The task -> Using the listing below, count every line that contains the word "ABRIL"; respond with the count alone.
==== Data records ====
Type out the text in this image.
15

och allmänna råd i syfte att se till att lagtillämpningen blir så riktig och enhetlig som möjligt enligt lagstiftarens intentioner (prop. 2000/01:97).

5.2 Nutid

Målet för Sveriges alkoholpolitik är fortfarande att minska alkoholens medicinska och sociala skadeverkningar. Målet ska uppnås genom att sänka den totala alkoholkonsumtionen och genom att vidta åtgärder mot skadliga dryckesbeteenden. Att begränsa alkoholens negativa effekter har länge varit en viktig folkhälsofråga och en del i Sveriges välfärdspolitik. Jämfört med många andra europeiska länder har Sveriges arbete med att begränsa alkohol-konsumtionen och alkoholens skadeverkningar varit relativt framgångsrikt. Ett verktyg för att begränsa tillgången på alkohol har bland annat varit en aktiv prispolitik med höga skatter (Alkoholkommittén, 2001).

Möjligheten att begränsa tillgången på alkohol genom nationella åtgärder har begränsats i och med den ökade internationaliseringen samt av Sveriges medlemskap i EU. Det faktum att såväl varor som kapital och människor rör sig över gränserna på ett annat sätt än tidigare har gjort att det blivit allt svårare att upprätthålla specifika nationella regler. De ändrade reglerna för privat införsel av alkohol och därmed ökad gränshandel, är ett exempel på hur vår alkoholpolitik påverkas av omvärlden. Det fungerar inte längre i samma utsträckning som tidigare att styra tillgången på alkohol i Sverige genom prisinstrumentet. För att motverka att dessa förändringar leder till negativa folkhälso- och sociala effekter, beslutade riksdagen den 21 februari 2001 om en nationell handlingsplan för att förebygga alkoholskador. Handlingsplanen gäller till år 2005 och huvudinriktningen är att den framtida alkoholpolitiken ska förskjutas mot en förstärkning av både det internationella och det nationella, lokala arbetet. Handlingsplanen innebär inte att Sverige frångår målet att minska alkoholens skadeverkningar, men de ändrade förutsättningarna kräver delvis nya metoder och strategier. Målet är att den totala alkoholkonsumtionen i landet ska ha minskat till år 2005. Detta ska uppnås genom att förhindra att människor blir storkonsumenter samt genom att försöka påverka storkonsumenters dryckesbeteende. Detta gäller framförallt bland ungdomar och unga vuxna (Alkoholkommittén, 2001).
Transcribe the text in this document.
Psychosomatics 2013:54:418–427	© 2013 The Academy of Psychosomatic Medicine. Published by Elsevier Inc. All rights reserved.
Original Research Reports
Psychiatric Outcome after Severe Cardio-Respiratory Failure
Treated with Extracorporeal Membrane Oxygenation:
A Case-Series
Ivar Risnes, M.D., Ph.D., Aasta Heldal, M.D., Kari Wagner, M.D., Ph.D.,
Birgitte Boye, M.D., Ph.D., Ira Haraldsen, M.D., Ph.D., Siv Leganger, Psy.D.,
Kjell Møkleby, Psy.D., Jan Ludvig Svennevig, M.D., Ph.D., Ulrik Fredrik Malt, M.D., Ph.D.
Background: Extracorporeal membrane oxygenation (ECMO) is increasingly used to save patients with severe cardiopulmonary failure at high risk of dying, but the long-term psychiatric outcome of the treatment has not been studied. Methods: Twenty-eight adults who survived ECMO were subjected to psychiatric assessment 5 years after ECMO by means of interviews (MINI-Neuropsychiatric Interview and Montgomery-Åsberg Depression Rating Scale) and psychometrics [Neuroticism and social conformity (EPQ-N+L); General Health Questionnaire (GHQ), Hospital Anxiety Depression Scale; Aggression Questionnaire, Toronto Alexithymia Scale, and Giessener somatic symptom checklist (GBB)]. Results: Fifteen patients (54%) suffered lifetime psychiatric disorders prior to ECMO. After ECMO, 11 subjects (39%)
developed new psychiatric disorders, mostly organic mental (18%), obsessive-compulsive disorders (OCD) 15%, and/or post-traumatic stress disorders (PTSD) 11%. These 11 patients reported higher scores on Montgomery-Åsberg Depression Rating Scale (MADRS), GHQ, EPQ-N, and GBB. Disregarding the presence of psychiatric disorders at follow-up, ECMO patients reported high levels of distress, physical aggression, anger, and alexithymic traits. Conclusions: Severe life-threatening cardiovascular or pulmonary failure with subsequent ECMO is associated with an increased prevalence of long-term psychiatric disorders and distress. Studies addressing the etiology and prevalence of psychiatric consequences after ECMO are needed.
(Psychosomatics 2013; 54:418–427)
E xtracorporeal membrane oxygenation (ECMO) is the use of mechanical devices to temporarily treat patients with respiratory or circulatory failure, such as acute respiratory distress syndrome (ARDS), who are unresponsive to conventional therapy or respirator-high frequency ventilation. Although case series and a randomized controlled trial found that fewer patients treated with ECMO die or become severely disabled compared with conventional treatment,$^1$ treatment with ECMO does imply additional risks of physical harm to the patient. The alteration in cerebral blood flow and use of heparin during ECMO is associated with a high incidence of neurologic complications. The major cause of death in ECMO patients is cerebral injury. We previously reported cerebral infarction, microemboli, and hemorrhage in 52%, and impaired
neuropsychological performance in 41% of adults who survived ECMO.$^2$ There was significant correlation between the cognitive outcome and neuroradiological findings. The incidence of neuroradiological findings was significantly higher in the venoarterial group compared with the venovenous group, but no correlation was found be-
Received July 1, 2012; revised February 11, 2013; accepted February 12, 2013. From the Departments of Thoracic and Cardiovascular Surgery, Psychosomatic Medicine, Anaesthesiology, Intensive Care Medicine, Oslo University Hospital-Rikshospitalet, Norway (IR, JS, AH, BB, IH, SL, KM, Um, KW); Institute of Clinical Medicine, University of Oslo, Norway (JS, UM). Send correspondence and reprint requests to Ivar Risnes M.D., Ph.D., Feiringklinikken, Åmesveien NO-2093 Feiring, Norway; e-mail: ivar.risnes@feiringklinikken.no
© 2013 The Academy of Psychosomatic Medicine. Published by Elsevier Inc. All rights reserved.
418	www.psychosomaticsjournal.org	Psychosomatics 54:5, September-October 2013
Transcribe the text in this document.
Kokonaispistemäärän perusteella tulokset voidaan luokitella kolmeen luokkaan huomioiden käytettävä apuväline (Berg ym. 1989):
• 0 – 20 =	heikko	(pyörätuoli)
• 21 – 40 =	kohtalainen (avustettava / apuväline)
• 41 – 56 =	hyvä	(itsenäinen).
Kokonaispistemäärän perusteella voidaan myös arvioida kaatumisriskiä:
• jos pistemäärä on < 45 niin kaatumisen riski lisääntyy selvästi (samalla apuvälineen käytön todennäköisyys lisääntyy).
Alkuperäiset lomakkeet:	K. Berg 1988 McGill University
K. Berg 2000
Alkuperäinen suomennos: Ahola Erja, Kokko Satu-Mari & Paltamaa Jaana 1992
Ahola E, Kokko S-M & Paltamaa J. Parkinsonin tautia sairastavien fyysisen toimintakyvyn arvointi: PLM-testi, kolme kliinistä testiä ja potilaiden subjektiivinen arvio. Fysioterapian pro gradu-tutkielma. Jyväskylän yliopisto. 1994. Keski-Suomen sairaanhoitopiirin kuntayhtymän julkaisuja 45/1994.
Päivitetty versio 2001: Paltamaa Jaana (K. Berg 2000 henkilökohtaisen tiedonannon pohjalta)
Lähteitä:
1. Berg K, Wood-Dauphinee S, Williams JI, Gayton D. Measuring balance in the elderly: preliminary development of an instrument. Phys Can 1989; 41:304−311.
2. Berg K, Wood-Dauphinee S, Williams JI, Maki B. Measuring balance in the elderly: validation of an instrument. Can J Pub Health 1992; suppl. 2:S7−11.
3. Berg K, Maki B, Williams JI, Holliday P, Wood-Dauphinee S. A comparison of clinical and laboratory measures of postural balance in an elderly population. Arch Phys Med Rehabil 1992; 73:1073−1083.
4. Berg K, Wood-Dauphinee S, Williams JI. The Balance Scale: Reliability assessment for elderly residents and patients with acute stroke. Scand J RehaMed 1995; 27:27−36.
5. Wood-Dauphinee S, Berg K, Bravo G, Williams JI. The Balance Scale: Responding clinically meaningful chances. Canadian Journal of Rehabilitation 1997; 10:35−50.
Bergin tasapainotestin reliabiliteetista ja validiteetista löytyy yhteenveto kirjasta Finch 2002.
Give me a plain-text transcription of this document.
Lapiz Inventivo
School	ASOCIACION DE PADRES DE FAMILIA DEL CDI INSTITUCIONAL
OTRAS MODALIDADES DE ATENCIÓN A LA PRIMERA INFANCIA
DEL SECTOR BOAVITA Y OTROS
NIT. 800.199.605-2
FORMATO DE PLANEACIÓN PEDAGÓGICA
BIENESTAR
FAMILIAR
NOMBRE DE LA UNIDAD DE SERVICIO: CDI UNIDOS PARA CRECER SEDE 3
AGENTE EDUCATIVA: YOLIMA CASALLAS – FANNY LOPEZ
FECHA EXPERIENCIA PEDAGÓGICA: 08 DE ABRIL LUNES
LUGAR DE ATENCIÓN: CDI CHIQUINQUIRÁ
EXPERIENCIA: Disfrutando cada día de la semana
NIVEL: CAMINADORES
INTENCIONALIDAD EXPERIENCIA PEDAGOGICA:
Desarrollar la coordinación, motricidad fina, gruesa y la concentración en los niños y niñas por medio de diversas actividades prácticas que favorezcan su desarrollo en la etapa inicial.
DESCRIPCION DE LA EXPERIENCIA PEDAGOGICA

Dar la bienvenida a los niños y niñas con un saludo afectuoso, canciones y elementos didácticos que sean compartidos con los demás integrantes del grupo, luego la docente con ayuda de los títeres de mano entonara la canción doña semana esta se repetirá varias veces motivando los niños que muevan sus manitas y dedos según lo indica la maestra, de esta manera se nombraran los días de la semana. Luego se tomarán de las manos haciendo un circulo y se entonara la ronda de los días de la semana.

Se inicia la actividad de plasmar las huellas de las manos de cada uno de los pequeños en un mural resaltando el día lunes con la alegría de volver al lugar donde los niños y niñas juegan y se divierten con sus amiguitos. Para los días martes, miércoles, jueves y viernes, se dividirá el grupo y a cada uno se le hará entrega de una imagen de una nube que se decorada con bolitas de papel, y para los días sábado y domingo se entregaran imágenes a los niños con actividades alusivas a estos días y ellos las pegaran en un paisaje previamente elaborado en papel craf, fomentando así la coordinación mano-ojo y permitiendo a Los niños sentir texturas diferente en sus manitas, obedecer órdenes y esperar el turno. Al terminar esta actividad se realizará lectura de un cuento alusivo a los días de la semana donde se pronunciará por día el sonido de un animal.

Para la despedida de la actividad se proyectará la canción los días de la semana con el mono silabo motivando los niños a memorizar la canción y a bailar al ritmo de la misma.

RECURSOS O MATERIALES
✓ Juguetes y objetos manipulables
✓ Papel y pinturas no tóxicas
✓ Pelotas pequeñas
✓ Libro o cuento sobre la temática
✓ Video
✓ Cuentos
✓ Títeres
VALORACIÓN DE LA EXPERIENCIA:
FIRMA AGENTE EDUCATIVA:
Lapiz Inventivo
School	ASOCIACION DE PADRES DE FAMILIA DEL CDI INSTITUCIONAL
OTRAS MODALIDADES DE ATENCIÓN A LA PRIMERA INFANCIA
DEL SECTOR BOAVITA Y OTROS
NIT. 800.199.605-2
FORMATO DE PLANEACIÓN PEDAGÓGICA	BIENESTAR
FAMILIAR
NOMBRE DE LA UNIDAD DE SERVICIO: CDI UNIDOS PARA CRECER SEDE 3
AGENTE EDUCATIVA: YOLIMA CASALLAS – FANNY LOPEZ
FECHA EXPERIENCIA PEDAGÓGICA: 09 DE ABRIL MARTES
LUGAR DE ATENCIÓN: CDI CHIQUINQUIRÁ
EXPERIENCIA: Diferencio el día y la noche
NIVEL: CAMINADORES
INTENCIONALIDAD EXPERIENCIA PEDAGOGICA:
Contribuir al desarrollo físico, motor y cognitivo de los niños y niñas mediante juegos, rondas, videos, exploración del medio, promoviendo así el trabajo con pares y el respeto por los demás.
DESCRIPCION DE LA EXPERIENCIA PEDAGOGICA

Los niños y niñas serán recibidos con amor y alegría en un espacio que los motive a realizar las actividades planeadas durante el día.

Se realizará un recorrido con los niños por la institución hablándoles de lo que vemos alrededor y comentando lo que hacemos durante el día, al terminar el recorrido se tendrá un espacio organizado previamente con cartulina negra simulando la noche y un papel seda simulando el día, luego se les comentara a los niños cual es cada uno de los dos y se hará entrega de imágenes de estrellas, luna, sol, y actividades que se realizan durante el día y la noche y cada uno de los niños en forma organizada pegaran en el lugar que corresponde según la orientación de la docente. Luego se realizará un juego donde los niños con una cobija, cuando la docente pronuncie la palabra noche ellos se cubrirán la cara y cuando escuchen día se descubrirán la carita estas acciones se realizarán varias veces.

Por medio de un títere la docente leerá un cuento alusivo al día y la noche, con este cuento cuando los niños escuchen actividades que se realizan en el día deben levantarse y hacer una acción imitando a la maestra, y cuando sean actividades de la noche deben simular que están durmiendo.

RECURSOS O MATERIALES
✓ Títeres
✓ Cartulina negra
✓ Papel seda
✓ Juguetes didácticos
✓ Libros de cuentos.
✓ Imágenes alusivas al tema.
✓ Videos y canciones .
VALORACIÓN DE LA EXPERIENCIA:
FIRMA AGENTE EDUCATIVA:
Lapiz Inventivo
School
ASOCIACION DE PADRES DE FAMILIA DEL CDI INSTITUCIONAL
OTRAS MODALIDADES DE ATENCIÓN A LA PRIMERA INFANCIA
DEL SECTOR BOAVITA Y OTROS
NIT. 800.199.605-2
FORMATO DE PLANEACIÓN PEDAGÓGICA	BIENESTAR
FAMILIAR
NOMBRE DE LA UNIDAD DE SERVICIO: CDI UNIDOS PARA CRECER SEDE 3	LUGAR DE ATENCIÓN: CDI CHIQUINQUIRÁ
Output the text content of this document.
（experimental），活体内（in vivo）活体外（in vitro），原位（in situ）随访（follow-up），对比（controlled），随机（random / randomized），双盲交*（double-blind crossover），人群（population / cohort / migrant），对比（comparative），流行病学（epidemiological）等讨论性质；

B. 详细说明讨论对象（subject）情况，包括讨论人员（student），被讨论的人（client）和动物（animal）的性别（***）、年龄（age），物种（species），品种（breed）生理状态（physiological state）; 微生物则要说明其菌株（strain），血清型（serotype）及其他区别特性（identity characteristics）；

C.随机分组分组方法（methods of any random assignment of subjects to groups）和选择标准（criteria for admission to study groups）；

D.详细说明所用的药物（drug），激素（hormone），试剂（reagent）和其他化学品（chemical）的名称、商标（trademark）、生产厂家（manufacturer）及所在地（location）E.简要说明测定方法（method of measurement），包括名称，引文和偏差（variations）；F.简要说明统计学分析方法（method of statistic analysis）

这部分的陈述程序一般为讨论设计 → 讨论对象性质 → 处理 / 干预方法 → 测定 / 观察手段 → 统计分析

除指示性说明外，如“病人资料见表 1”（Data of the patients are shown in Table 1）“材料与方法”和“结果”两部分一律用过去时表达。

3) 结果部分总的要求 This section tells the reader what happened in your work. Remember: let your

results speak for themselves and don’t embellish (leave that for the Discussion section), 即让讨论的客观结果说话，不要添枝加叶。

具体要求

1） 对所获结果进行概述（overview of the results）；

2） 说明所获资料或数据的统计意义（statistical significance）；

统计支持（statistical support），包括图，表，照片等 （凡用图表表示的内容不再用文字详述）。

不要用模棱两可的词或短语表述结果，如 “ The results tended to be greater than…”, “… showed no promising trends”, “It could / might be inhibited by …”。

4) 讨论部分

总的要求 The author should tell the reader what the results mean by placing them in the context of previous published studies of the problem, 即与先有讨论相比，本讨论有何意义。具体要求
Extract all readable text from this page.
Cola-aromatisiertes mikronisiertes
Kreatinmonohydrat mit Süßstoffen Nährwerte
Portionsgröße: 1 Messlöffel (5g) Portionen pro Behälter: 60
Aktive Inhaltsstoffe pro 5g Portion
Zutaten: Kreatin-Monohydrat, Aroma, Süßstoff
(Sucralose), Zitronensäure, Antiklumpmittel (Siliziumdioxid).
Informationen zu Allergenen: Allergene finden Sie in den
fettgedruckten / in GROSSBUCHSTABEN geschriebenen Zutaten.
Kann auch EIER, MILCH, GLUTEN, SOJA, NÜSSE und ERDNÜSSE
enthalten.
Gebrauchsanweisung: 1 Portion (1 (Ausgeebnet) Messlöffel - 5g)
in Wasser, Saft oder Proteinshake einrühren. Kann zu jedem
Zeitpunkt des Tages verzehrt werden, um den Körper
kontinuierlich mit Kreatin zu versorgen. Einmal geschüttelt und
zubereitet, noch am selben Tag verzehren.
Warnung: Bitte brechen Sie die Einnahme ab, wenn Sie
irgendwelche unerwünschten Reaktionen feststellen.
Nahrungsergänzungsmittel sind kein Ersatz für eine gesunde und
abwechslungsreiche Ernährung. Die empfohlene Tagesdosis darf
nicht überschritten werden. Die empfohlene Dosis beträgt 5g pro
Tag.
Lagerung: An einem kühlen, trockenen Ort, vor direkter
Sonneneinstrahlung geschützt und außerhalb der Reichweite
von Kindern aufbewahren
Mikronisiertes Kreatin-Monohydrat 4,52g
====
Your response -> 2